> Input rows:
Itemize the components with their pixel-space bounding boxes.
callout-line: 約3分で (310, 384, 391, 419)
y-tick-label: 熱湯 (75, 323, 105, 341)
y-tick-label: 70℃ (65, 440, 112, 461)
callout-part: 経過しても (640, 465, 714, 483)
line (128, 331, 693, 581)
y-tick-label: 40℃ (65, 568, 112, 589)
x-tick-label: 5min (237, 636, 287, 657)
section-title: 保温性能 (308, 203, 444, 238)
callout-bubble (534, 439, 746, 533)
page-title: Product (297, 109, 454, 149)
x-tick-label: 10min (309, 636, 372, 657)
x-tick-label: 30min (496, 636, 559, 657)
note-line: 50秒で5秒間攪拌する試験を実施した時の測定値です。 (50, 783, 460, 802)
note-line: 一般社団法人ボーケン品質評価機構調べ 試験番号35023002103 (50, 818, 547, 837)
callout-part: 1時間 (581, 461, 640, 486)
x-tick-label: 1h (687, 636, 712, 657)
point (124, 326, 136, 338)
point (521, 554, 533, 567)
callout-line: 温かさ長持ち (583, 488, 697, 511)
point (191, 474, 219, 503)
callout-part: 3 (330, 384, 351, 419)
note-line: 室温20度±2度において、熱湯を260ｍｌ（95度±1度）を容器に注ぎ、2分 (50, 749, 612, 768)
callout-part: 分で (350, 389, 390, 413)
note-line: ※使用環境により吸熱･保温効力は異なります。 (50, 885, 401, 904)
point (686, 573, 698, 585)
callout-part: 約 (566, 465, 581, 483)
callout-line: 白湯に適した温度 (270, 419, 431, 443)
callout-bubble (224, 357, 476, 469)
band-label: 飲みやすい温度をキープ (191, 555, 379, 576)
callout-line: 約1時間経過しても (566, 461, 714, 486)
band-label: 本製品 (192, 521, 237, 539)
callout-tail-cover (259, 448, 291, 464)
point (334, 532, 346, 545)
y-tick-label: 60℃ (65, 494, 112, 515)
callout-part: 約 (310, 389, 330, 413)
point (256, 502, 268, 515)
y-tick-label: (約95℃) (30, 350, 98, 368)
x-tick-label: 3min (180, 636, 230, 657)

> What you are asked to do: Please copy all of the rows above line for line, keeping every character, number and space unchanged.

> Output:
Itemize the components with their pixel-space bounding boxes.
callout-line: 約3分で (310, 384, 391, 419)
y-tick-label: 熱湯 (75, 323, 105, 341)
y-tick-label: 70℃ (65, 440, 112, 461)
callout-part: 経過しても (640, 465, 714, 483)
line (128, 331, 693, 581)
y-tick-label: 40℃ (65, 568, 112, 589)
x-tick-label: 5min (237, 636, 287, 657)
section-title: 保温性能 (308, 203, 444, 238)
callout-bubble (534, 439, 746, 533)
page-title: Product (297, 109, 454, 149)
x-tick-label: 10min (309, 636, 372, 657)
x-tick-label: 30min (496, 636, 559, 657)
note-line: 50秒で5秒間攪拌する試験を実施した時の測定値です。 (50, 783, 460, 802)
note-line: 一般社団法人ボーケン品質評価機構調べ 試験番号35023002103 (50, 818, 547, 837)
callout-part: 1時間 (581, 461, 640, 486)
x-tick-label: 1h (687, 636, 712, 657)
point (124, 326, 136, 338)
point (521, 554, 533, 567)
callout-line: 温かさ長持ち (583, 488, 697, 511)
point (191, 474, 219, 503)
callout-part: 3 (330, 384, 351, 419)
note-line: 室温20度±2度において、熱湯を260ｍｌ（95度±1度）を容器に注ぎ、2分 (50, 749, 612, 768)
callout-part: 分で (350, 389, 390, 413)
note-line: ※使用環境により吸熱･保温効力は異なります。 (50, 885, 401, 904)
point (686, 573, 698, 585)
callout-part: 約 (566, 465, 581, 483)
callout-line: 白湯に適した温度 (270, 419, 431, 443)
callout-bubble (224, 357, 476, 469)
band-label: 飲みやすい温度をキープ (191, 555, 379, 576)
callout-line: 約1時間経過しても (566, 461, 714, 486)
band-label: 本製品 (192, 521, 237, 539)
callout-tail-cover (259, 448, 291, 464)
point (334, 532, 346, 545)
y-tick-label: 60℃ (65, 494, 112, 515)
callout-part: 約 (310, 389, 330, 413)
point (256, 502, 268, 515)
y-tick-label: (約95℃) (30, 350, 98, 368)
x-tick-label: 3min (180, 636, 230, 657)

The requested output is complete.